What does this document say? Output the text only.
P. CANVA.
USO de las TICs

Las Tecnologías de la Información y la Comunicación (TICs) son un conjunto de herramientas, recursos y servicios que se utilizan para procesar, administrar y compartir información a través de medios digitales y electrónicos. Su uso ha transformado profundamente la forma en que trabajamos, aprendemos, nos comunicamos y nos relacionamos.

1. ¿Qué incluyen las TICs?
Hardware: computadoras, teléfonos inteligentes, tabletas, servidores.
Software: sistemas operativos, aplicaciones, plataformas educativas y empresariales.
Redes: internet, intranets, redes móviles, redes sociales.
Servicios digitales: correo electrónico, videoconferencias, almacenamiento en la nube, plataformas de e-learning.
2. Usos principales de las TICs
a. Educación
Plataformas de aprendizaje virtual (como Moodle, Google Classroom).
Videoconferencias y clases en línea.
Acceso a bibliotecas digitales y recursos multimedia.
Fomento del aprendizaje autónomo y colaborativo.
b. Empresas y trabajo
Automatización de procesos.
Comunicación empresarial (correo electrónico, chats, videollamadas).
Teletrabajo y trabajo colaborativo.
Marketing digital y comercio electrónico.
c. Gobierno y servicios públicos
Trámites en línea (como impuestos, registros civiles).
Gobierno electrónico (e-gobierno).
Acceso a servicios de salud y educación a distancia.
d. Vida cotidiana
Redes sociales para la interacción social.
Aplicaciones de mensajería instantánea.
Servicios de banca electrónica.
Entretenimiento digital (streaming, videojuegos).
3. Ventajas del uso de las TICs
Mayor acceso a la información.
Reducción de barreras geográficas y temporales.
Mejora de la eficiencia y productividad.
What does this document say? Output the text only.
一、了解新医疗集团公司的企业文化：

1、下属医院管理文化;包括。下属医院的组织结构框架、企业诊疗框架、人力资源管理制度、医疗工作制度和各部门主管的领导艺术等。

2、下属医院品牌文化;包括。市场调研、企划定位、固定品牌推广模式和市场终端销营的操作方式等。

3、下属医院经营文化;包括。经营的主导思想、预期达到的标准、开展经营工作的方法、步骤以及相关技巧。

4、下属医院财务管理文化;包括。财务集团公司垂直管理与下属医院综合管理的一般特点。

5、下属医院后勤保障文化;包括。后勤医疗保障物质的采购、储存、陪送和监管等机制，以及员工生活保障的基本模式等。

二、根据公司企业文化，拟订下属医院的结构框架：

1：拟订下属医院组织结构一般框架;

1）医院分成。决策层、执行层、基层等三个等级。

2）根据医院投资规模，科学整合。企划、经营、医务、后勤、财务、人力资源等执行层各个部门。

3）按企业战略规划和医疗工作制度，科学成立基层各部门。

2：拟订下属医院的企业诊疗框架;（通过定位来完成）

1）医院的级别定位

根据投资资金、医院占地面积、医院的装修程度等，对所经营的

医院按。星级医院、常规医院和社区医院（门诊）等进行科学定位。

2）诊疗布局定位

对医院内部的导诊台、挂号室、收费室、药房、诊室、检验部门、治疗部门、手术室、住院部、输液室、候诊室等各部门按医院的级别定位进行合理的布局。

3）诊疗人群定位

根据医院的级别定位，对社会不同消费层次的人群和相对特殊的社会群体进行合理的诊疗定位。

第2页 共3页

--

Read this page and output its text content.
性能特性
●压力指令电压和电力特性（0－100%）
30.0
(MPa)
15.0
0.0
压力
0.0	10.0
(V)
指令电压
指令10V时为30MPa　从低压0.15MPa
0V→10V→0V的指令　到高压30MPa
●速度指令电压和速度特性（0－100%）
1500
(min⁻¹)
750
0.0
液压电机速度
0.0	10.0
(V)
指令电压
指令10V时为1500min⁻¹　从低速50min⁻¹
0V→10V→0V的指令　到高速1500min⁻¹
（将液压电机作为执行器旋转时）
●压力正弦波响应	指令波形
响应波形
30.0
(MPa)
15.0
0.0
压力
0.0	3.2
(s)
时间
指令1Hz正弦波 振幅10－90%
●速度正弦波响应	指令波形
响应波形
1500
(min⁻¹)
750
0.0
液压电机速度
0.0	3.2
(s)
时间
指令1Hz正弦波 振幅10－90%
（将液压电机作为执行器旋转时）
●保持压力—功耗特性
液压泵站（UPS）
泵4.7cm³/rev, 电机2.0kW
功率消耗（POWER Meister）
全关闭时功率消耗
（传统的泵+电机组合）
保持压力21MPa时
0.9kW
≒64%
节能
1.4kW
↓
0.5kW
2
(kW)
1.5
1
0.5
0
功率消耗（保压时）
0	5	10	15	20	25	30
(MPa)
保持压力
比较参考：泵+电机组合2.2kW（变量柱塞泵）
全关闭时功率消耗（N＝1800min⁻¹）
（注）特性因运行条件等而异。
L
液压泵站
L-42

## Short problem:
Report how many lines in the records hold the word "correo", giving the number and nothing else.

## Correct output:
2